• Required task: Extract each record and reproduce it exactly.

======== Provided information

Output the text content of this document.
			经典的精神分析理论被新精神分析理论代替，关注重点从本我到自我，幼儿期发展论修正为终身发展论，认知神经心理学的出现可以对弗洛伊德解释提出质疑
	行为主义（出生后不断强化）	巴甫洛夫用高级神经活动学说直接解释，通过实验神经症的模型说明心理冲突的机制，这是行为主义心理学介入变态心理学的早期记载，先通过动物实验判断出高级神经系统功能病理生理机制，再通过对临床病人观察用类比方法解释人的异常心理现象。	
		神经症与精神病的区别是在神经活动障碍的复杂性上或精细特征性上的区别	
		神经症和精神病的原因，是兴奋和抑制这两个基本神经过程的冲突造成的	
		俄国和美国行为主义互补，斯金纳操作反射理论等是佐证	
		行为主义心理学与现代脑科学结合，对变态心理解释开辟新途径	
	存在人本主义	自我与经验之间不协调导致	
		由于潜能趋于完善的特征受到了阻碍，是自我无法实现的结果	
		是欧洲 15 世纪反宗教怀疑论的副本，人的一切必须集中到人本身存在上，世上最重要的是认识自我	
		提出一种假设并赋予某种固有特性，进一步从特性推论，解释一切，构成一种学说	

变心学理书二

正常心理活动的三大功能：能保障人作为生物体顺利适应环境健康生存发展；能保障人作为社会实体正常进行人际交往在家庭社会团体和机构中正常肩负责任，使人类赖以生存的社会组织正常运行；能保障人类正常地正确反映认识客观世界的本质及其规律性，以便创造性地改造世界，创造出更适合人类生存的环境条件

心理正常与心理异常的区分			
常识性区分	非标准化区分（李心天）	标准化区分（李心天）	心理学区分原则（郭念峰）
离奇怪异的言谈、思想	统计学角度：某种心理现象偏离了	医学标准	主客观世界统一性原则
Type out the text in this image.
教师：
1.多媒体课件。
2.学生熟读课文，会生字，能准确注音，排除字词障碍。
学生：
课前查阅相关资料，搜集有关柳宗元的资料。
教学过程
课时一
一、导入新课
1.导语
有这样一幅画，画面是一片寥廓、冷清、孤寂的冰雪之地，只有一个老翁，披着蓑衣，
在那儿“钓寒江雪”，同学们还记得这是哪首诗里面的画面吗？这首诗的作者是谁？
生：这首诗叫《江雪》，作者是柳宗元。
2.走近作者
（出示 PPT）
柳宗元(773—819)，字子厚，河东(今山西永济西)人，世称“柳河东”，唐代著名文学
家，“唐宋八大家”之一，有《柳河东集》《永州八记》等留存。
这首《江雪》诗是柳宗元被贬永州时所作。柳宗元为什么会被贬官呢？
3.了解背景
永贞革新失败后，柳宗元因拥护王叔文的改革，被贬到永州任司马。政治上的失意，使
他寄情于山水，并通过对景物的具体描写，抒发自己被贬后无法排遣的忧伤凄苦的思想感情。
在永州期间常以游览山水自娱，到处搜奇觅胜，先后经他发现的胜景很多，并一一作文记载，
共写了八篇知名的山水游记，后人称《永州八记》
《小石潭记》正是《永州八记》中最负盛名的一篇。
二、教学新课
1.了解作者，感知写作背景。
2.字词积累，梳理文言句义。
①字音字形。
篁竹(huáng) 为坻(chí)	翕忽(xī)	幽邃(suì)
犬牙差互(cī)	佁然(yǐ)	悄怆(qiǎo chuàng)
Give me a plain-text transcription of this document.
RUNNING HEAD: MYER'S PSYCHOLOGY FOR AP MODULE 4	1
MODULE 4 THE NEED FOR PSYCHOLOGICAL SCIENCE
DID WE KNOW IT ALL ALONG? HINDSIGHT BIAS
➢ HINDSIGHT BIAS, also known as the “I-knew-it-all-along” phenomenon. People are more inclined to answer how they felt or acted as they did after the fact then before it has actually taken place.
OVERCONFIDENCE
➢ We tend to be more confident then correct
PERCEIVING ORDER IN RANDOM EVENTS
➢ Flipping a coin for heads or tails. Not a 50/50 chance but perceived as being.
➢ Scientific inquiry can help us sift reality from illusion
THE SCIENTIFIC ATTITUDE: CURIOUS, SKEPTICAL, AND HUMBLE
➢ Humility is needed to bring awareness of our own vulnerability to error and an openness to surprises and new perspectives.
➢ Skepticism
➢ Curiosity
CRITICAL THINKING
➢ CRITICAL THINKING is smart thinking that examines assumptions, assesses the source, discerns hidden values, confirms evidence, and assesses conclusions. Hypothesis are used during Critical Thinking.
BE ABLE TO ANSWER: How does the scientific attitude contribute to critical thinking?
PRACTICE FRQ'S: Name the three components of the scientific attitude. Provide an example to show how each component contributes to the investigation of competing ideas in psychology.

================

• Expected answer:
Output the text content of this document.
			经典的精神分析理论被新精神分析理论代替，关注重点从本我到自我，幼儿期发展论修正为终身发展论，认知神经心理学的出现可以对弗洛伊德解释提出质疑
	行为主义（出生后不断强化）	巴甫洛夫用高级神经活动学说直接解释，通过实验神经症的模型说明心理冲突的机制，这是行为主义心理学介入变态心理学的早期记载，先通过动物实验判断出高级神经系统功能病理生理机制，再通过对临床病人观察用类比方法解释人的异常心理现象。	
		神经症与精神病的区别是在神经活动障碍的复杂性上或精细特征性上的区别	
		神经症和精神病的原因，是兴奋和抑制这两个基本神经过程的冲突造成的	
		俄国和美国行为主义互补，斯金纳操作反射理论等是佐证	
		行为主义心理学与现代脑科学结合，对变态心理解释开辟新途径	
	存在人本主义	自我与经验之间不协调导致	
		由于潜能趋于完善的特征受到了阻碍，是自我无法实现的结果	
		是欧洲 15 世纪反宗教怀疑论的副本，人的一切必须集中到人本身存在上，世上最重要的是认识自我	
		提出一种假设并赋予某种固有特性，进一步从特性推论，解释一切，构成一种学说	

变心学理书二

正常心理活动的三大功能：能保障人作为生物体顺利适应环境健康生存发展；能保障人作为社会实体正常进行人际交往在家庭社会团体和机构中正常肩负责任，使人类赖以生存的社会组织正常运行；能保障人类正常地正确反映认识客观世界的本质及其规律性，以便创造性地改造世界，创造出更适合人类生存的环境条件

心理正常与心理异常的区分			
常识性区分	非标准化区分（李心天）	标准化区分（李心天）	心理学区分原则（郭念峰）
离奇怪异的言谈、思想	统计学角度：某种心理现象偏离了	医学标准	主客观世界统一性原则
Type out the text in this image.
教师：
1.多媒体课件。
2.学生熟读课文，会生字，能准确注音，排除字词障碍。
学生：
课前查阅相关资料，搜集有关柳宗元的资料。
教学过程
课时一
一、导入新课
1.导语
有这样一幅画，画面是一片寥廓、冷清、孤寂的冰雪之地，只有一个老翁，披着蓑衣，
在那儿“钓寒江雪”，同学们还记得这是哪首诗里面的画面吗？这首诗的作者是谁？
生：这首诗叫《江雪》，作者是柳宗元。
2.走近作者
（出示 PPT）
柳宗元(773—819)，字子厚，河东(今山西永济西)人，世称“柳河东”，唐代著名文学
家，“唐宋八大家”之一，有《柳河东集》《永州八记》等留存。
这首《江雪》诗是柳宗元被贬永州时所作。柳宗元为什么会被贬官呢？
3.了解背景
永贞革新失败后，柳宗元因拥护王叔文的改革，被贬到永州任司马。政治上的失意，使
他寄情于山水，并通过对景物的具体描写，抒发自己被贬后无法排遣的忧伤凄苦的思想感情。
在永州期间常以游览山水自娱，到处搜奇觅胜，先后经他发现的胜景很多，并一一作文记载，
共写了八篇知名的山水游记，后人称《永州八记》
《小石潭记》正是《永州八记》中最负盛名的一篇。
二、教学新课
1.了解作者，感知写作背景。
2.字词积累，梳理文言句义。
①字音字形。
篁竹(huáng) 为坻(chí)	翕忽(xī)	幽邃(suì)
犬牙差互(cī)	佁然(yǐ)	悄怆(qiǎo chuàng)
Give me a plain-text transcription of this document.
RUNNING HEAD: MYER'S PSYCHOLOGY FOR AP MODULE 4	1
MODULE 4 THE NEED FOR PSYCHOLOGICAL SCIENCE
DID WE KNOW IT ALL ALONG? HINDSIGHT BIAS
➢ HINDSIGHT BIAS, also known as the “I-knew-it-all-along” phenomenon. People are more inclined to answer how they felt or acted as they did after the fact then before it has actually taken place.
OVERCONFIDENCE
➢ We tend to be more confident then correct
PERCEIVING ORDER IN RANDOM EVENTS
➢ Flipping a coin for heads or tails. Not a 50/50 chance but perceived as being.
➢ Scientific inquiry can help us sift reality from illusion
THE SCIENTIFIC ATTITUDE: CURIOUS, SKEPTICAL, AND HUMBLE
➢ Humility is needed to bring awareness of our own vulnerability to error and an openness to surprises and new perspectives.
➢ Skepticism
➢ Curiosity
CRITICAL THINKING
➢ CRITICAL THINKING is smart thinking that examines assumptions, assesses the source, discerns hidden values, confirms evidence, and assesses conclusions. Hypothesis are used during Critical Thinking.
BE ABLE TO ANSWER: How does the scientific attitude contribute to critical thinking?
PRACTICE FRQ'S: Name the three components of the scientific attitude. Provide an example to show how each component contributes to the investigation of competing ideas in psychology.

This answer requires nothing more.